* Start Supplied records *

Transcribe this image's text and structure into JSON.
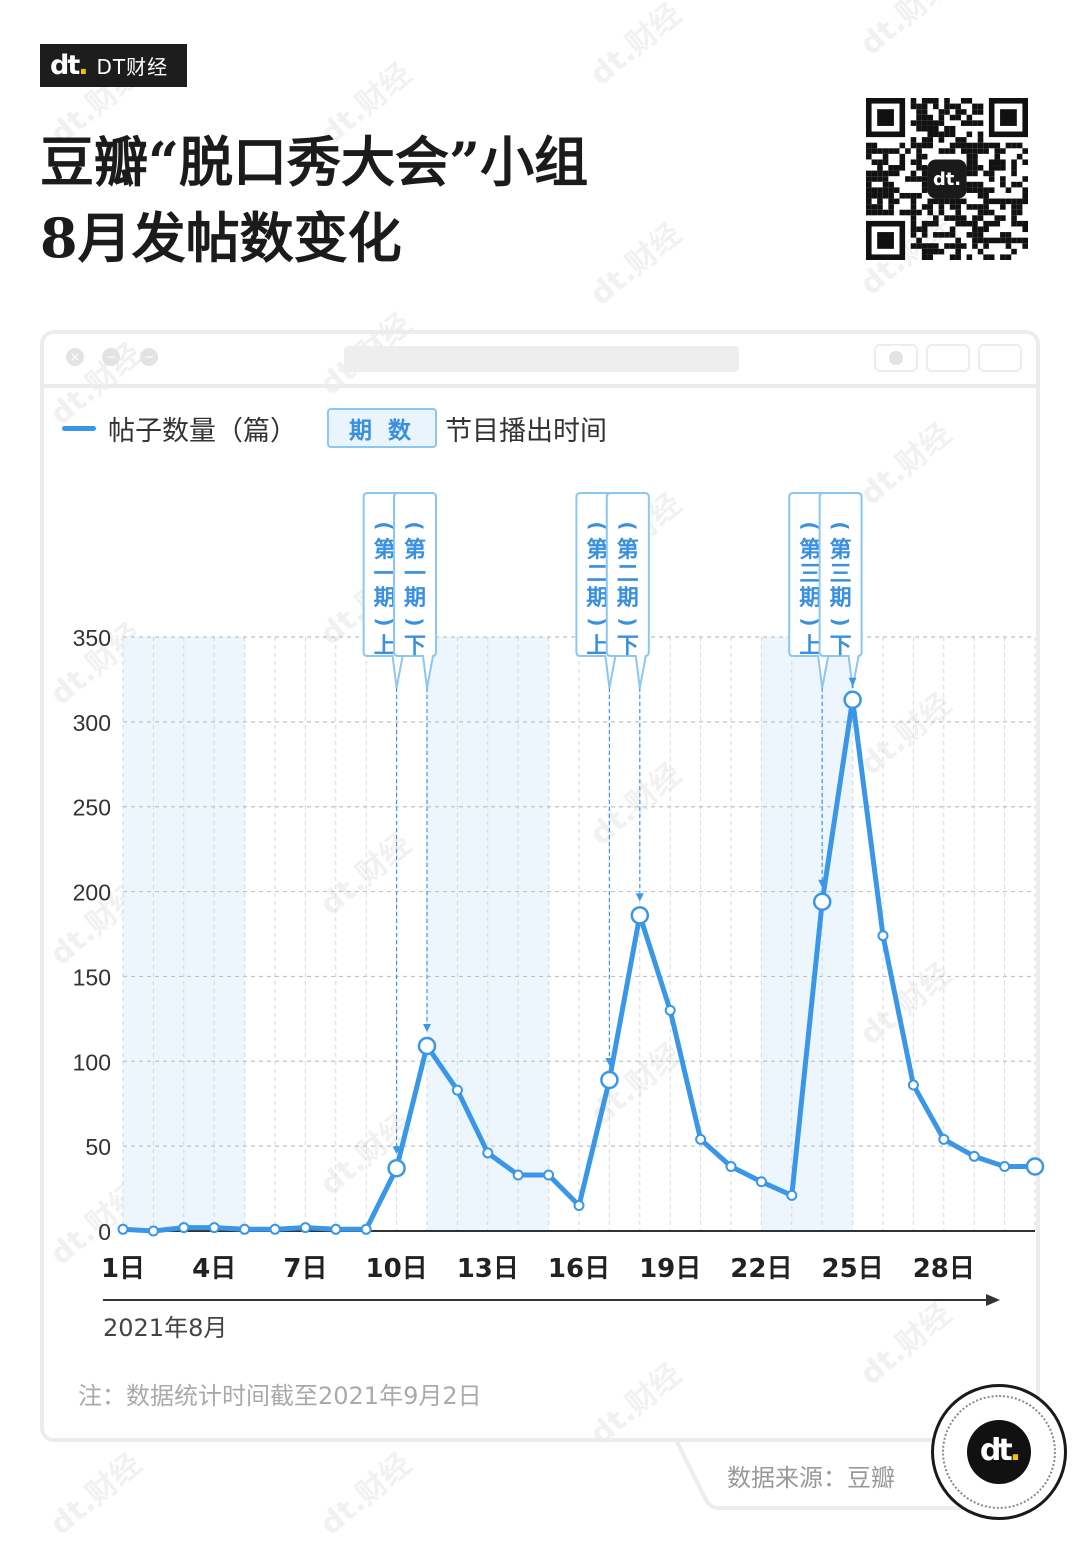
{
  "brand": {
    "logo_main": "dt",
    "logo_dot": ".",
    "name": "DT财经",
    "watermark": "dt.财经"
  },
  "title": {
    "line1": "豆瓣“脱口秀大会”小组",
    "line2": "8月发帖数变化"
  },
  "legend": {
    "series_label": "帖子数量（篇）",
    "badge_label": "期 数",
    "badge_desc": "节目播出时间"
  },
  "colors": {
    "line": "#3a97e8",
    "shade": "#eef6fd",
    "badge_border": "#8cc6f2",
    "badge_text": "#3a90de"
  },
  "chart_data": {
    "type": "line",
    "x": [
      1,
      2,
      3,
      4,
      5,
      6,
      7,
      8,
      9,
      10,
      11,
      12,
      13,
      14,
      15,
      16,
      17,
      18,
      19,
      20,
      21,
      22,
      23,
      24,
      25,
      26,
      27,
      28,
      29,
      30,
      31
    ],
    "x_ticks": [
      "1日",
      "4日",
      "7日",
      "10日",
      "13日",
      "16日",
      "19日",
      "22日",
      "25日",
      "28日"
    ],
    "x_tick_values": [
      1,
      4,
      7,
      10,
      13,
      16,
      19,
      22,
      25,
      28
    ],
    "xlabel": "2021年8月",
    "ylabel": "帖子数量（篇）",
    "ylim": [
      0,
      350
    ],
    "y_ticks": [
      0,
      50,
      100,
      150,
      200,
      250,
      300,
      350
    ],
    "grid": true,
    "series": [
      {
        "name": "帖子数量（篇）",
        "values": [
          1,
          0,
          2,
          2,
          1,
          1,
          2,
          1,
          1,
          37,
          109,
          83,
          46,
          33,
          33,
          15,
          89,
          186,
          130,
          54,
          38,
          29,
          21,
          194,
          313,
          174,
          86,
          54,
          44,
          38,
          38
        ],
        "emphasized_days": [
          10,
          11,
          17,
          18,
          24,
          25,
          31
        ]
      }
    ],
    "shaded_ranges": [
      [
        1,
        5
      ],
      [
        11,
        15
      ],
      [
        22,
        25
      ]
    ],
    "annotations": [
      {
        "day": 10,
        "lines": [
          "(",
          "第",
          "一",
          "期",
          ")",
          "上"
        ]
      },
      {
        "day": 11,
        "lines": [
          "(",
          "第",
          "一",
          "期",
          ")",
          "下"
        ]
      },
      {
        "day": 17,
        "lines": [
          "(",
          "第",
          "二",
          "期",
          ")",
          "上"
        ]
      },
      {
        "day": 18,
        "lines": [
          "(",
          "第",
          "二",
          "期",
          ")",
          "下"
        ]
      },
      {
        "day": 24,
        "lines": [
          "(",
          "第",
          "三",
          "期",
          ")",
          "上"
        ]
      },
      {
        "day": 25,
        "lines": [
          "(",
          "第",
          "三",
          "期",
          ")",
          "下"
        ]
      }
    ]
  },
  "note": "注：数据统计时间截至2021年9月2日",
  "source": "数据来源：豆瓣"
}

* End Supplied records *

In the entries above, find every line holding the word "帖子数量" and copy it out.

# Final result:
    "series_label": "帖子数量（篇）",
    "ylabel": "帖子数量（篇）",
        "name": "帖子数量（篇）",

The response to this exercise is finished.